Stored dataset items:
------------------------------------------------

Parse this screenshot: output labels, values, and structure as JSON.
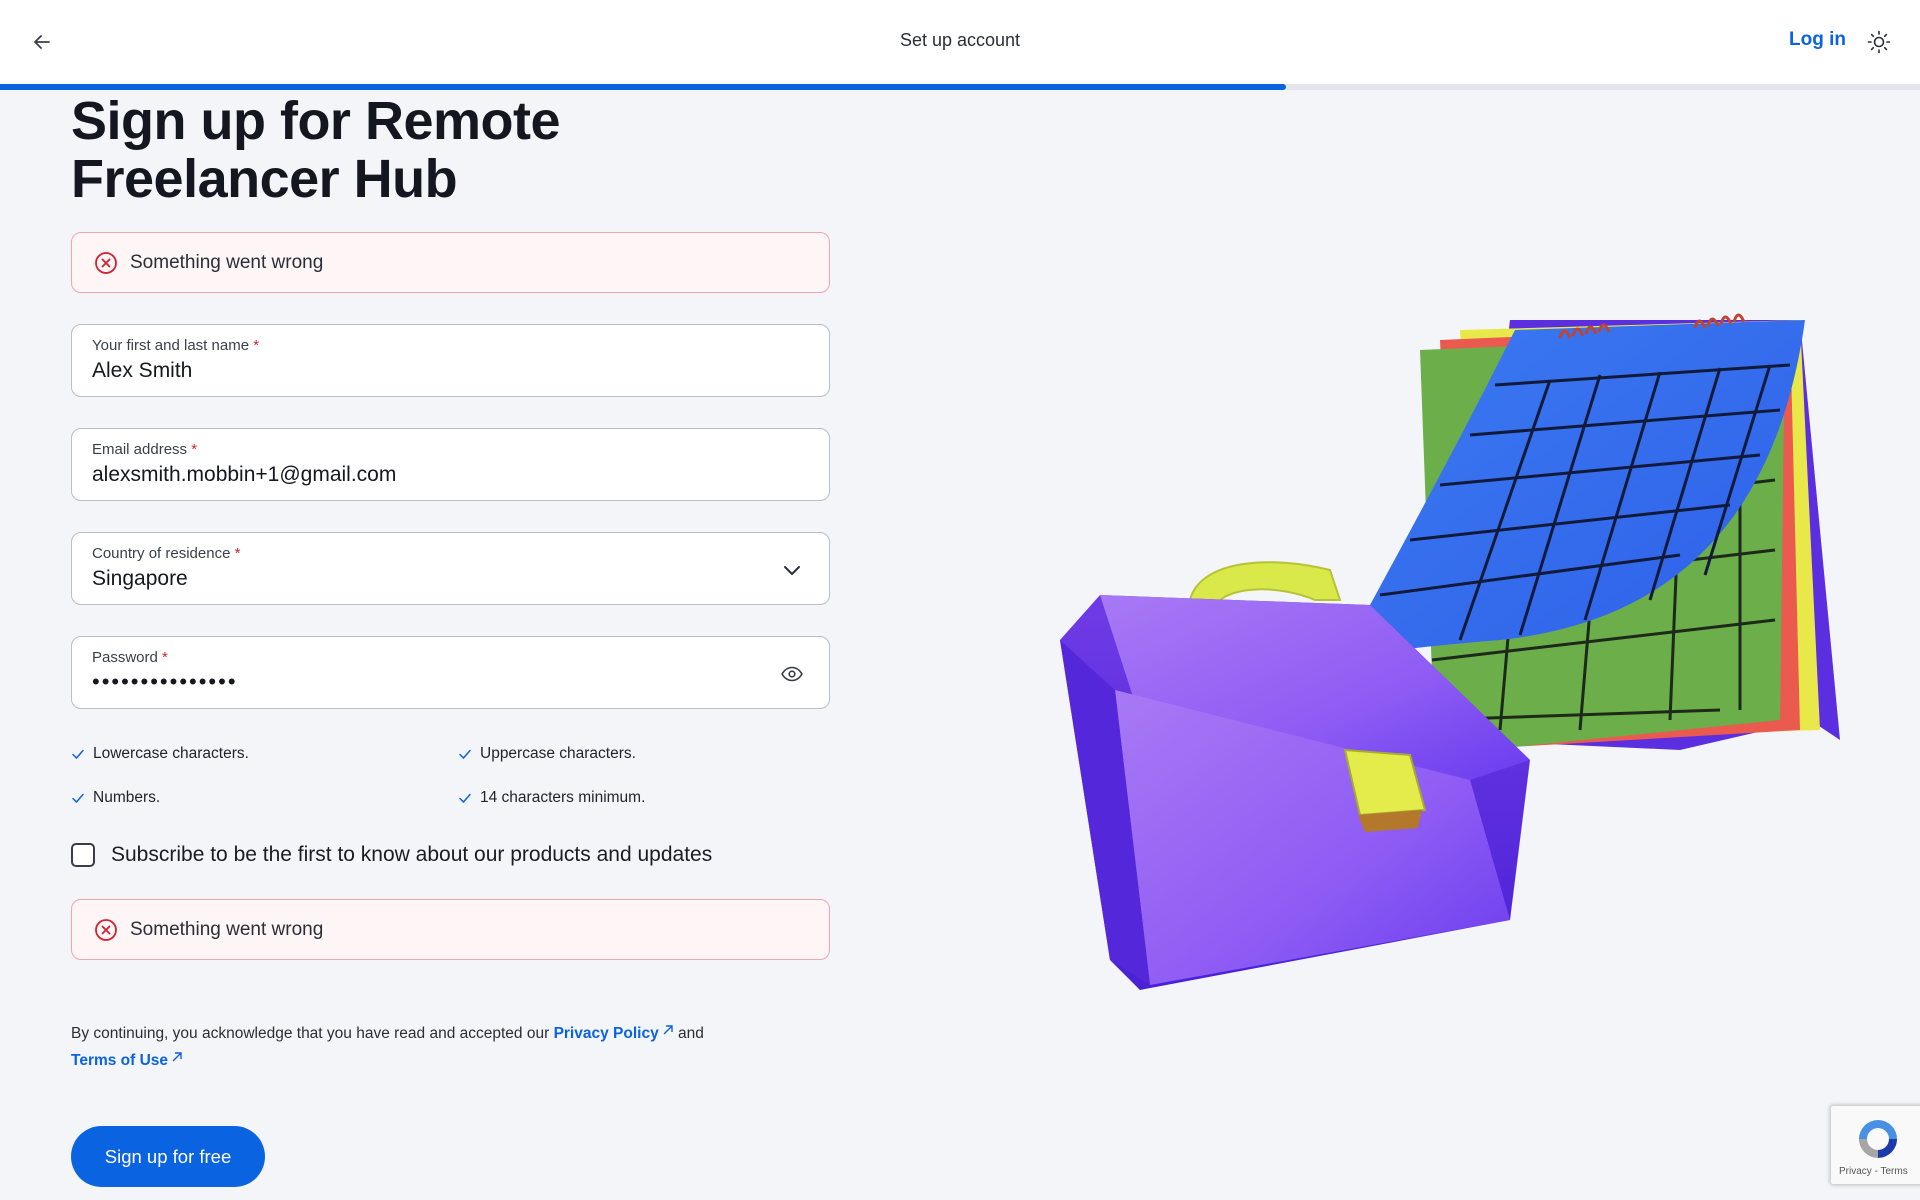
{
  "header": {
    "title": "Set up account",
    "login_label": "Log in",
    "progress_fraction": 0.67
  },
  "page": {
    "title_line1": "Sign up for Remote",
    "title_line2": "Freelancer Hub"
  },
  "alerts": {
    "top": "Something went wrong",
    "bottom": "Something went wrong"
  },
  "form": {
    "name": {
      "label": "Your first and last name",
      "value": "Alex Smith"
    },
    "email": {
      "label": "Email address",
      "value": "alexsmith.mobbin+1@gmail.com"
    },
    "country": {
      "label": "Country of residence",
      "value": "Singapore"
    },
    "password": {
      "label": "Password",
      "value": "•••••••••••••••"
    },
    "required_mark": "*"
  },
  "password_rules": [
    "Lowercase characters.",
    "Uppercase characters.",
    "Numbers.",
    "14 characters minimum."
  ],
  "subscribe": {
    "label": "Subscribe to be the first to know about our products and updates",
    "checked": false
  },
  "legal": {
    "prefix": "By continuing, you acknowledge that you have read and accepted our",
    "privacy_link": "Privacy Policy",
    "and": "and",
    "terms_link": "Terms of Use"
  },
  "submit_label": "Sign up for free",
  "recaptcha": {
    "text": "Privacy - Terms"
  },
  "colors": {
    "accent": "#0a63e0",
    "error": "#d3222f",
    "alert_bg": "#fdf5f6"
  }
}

------------------------------------------------

Going through the entries above, report how many lines include the string "Something". The number alone is the answer.

--- RIGHT ANSWER ---
2